[Dataset rows]
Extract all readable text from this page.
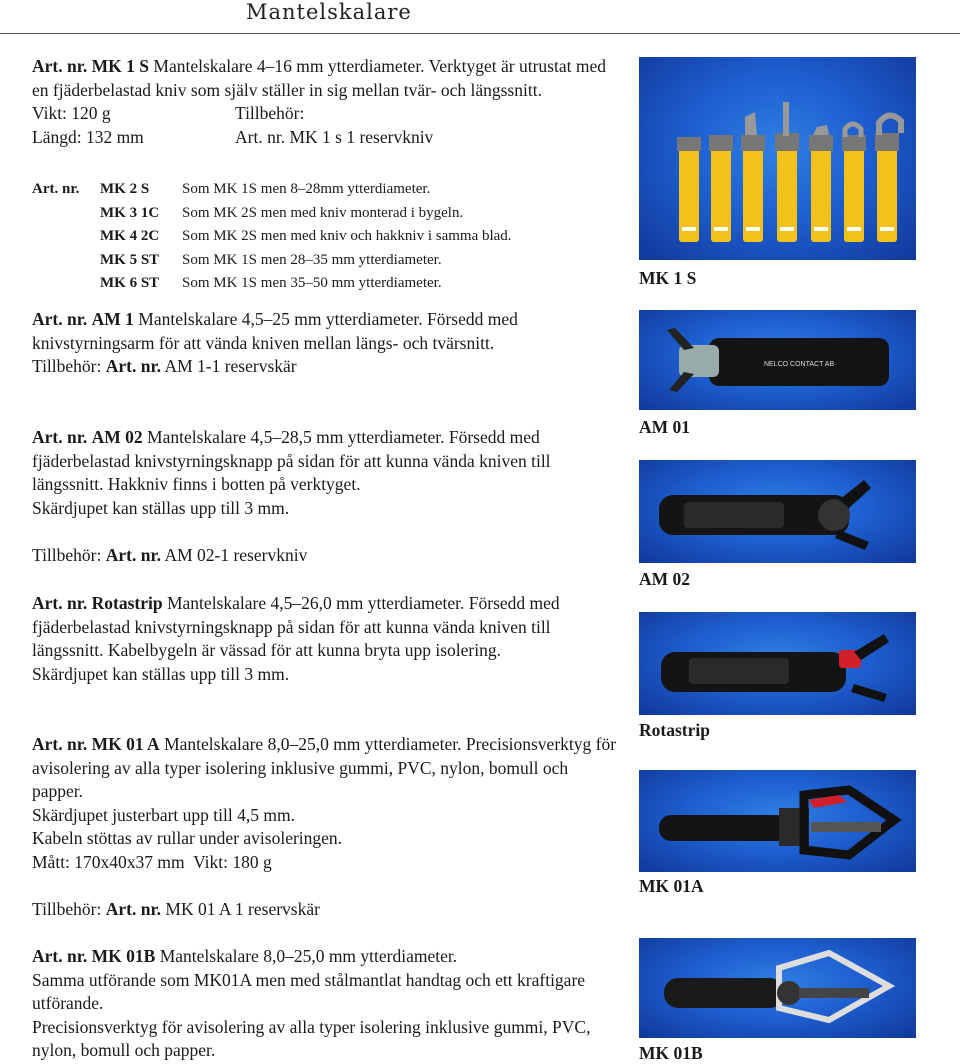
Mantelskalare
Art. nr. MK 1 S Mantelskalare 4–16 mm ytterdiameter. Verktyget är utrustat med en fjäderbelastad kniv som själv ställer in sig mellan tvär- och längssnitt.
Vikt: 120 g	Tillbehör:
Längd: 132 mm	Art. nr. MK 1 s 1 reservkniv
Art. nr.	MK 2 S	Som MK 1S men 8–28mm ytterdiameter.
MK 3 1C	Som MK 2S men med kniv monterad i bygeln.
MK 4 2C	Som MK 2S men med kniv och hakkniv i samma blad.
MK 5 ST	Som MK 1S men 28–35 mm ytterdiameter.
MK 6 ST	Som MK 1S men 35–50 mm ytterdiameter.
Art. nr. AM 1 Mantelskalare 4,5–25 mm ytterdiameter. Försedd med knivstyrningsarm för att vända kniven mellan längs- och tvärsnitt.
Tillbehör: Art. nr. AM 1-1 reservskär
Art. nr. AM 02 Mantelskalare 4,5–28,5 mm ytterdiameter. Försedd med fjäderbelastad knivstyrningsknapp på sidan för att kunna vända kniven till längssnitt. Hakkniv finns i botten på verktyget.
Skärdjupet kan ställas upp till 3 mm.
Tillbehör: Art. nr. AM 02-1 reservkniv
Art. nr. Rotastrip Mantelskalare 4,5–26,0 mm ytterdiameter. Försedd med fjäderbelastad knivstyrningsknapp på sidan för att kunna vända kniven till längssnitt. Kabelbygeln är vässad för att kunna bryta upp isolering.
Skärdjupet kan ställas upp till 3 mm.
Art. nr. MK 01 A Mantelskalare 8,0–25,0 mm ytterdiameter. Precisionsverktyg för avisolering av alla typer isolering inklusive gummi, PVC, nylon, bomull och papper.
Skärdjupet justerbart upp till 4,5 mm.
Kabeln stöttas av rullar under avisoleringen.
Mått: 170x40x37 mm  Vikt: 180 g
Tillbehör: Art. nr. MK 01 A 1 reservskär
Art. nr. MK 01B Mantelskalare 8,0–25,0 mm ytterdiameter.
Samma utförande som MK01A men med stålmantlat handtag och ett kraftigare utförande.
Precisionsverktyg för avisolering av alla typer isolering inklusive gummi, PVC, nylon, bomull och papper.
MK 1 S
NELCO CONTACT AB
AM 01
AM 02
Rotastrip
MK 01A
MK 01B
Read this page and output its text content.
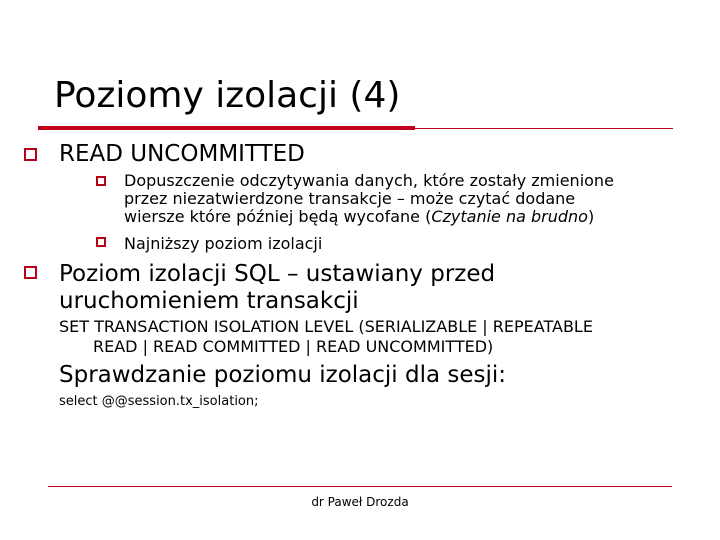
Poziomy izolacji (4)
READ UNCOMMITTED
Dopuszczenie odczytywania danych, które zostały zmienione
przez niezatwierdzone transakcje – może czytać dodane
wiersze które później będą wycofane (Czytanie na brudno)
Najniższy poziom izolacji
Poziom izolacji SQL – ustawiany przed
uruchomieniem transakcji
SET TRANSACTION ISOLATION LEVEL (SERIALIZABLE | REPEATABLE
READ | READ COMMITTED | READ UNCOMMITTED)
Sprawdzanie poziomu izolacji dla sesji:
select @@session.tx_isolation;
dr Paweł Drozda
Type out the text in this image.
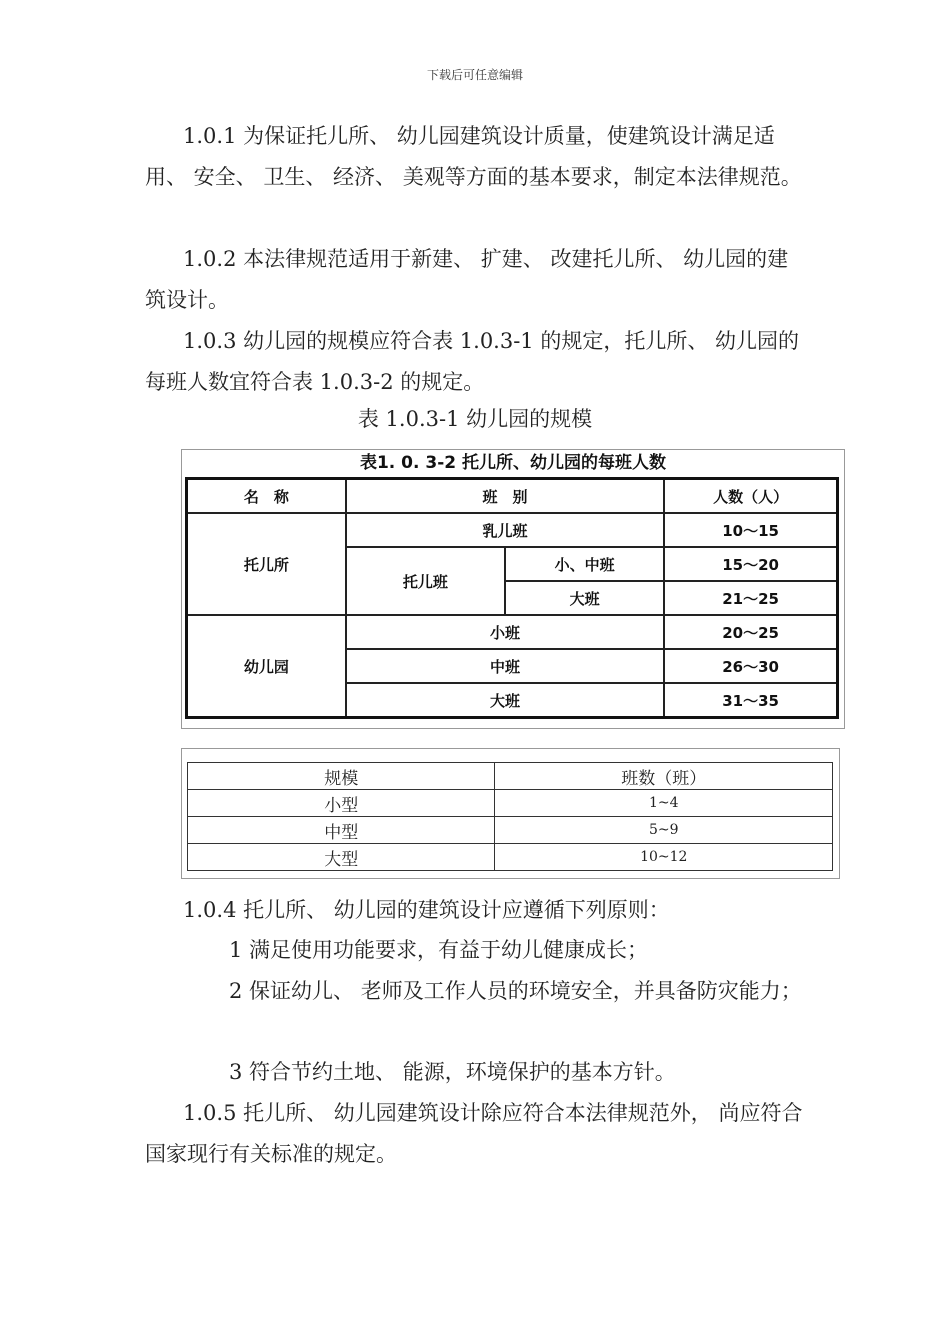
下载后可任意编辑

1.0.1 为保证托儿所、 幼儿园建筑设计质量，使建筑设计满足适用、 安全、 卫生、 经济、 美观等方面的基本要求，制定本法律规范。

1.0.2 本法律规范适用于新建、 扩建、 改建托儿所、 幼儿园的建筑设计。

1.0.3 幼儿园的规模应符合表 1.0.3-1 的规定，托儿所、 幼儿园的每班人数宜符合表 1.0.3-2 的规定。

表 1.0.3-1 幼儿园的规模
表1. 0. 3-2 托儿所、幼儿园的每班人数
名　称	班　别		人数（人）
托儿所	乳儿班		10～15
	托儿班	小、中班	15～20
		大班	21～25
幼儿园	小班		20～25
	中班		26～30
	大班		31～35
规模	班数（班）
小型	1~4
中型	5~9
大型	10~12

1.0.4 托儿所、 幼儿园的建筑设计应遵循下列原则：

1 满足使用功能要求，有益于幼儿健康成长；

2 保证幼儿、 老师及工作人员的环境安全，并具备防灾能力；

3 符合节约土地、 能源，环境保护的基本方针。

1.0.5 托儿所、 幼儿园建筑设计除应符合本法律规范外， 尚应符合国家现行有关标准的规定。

...

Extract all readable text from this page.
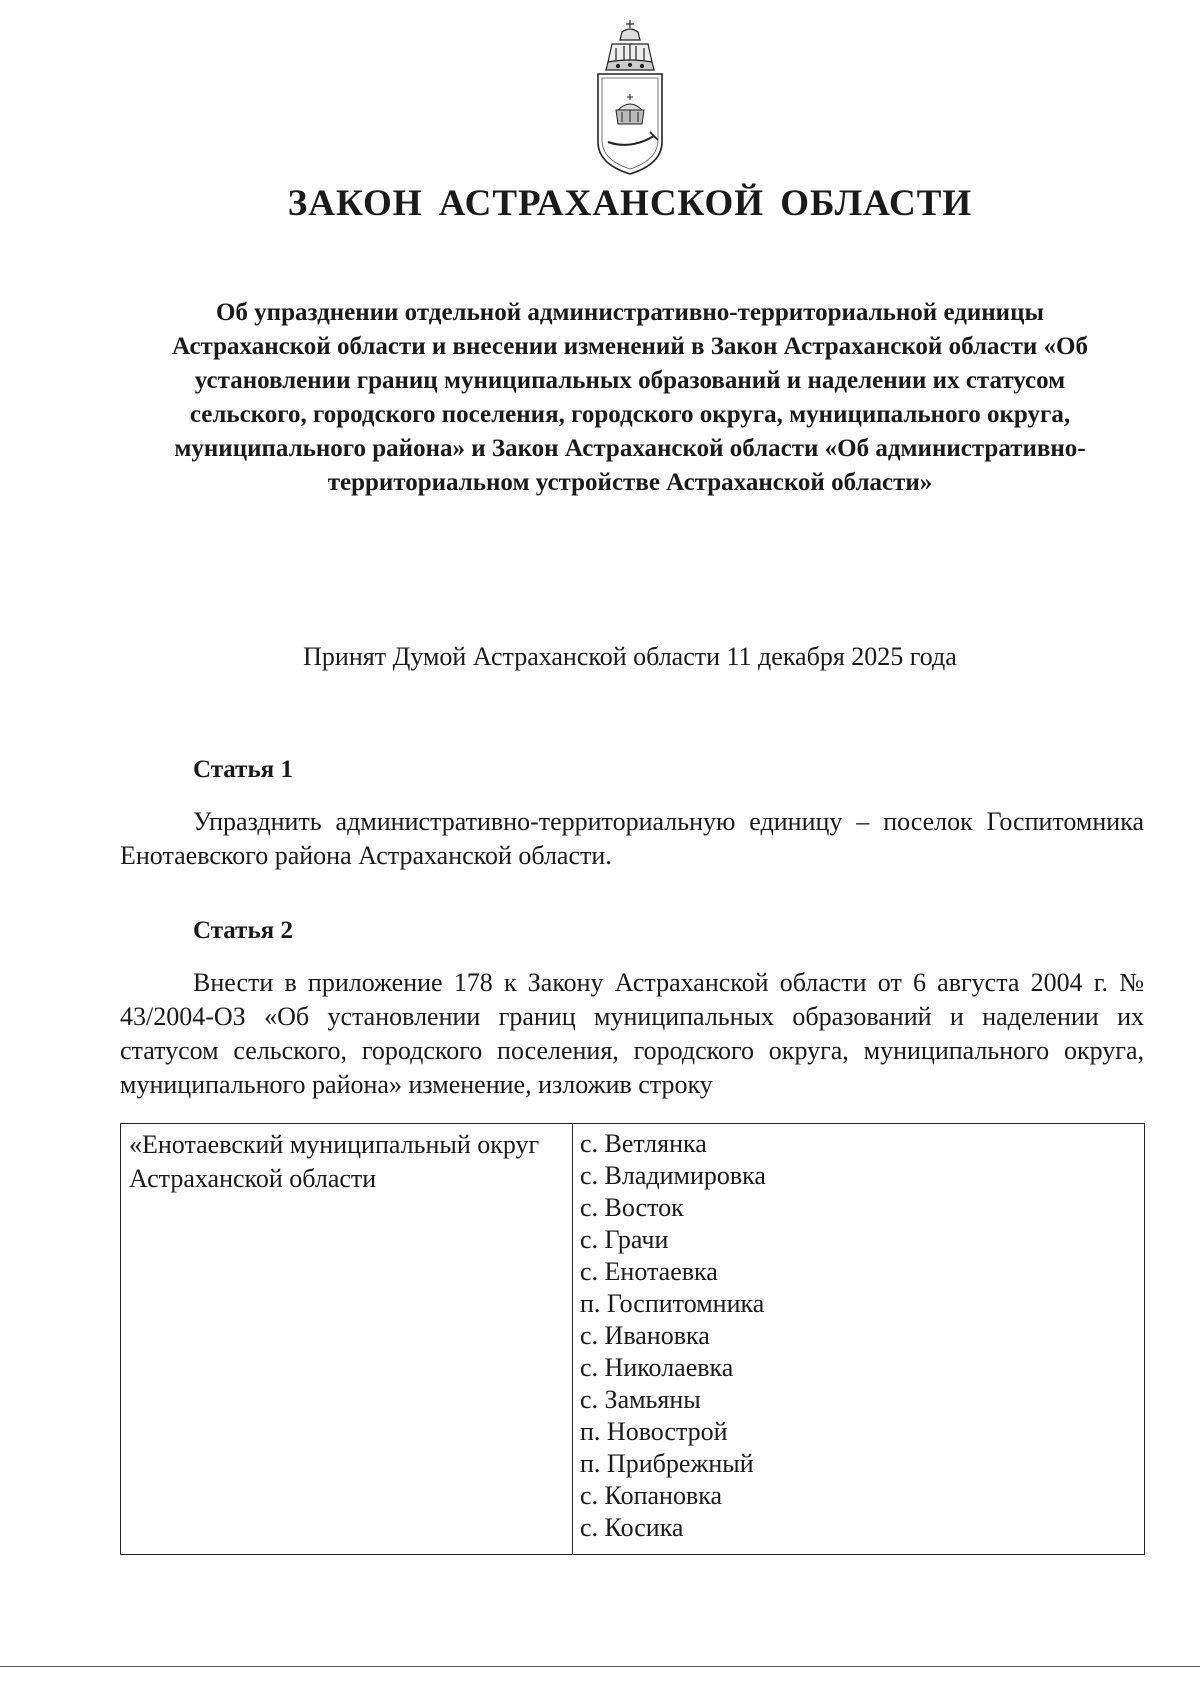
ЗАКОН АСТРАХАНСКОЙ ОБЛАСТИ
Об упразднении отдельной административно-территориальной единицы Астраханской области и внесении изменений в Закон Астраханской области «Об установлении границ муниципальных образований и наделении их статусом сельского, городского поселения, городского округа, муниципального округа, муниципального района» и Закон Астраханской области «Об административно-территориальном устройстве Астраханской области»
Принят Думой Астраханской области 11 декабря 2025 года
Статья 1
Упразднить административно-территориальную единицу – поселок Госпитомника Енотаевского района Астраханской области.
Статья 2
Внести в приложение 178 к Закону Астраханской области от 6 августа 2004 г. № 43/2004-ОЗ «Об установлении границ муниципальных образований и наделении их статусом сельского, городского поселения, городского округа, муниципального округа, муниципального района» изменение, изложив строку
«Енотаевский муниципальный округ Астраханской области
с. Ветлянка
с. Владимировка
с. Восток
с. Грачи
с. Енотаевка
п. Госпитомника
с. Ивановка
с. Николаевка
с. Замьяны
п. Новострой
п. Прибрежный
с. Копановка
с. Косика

◆ Task requirements ◆
From the entries above, extract every line where the word "knivstyrningsknapp" appears.

◆ Result ◆
Art. nr. AM 02 Mantelskalare 4,5–28,5 mm ytterdiameter. Försedd med fjäderbelastad knivstyrningsknapp på sidan för att kunna vända kniven till längssnitt. Hakkniv finns i botten på verktyget.
Art. nr. Rotastrip Mantelskalare 4,5–26,0 mm ytterdiameter. Försedd med fjäderbelastad knivstyrningsknapp på sidan för att kunna vända kniven till längssnitt. Kabelbygeln är vässad för att kunna bryta upp isolering.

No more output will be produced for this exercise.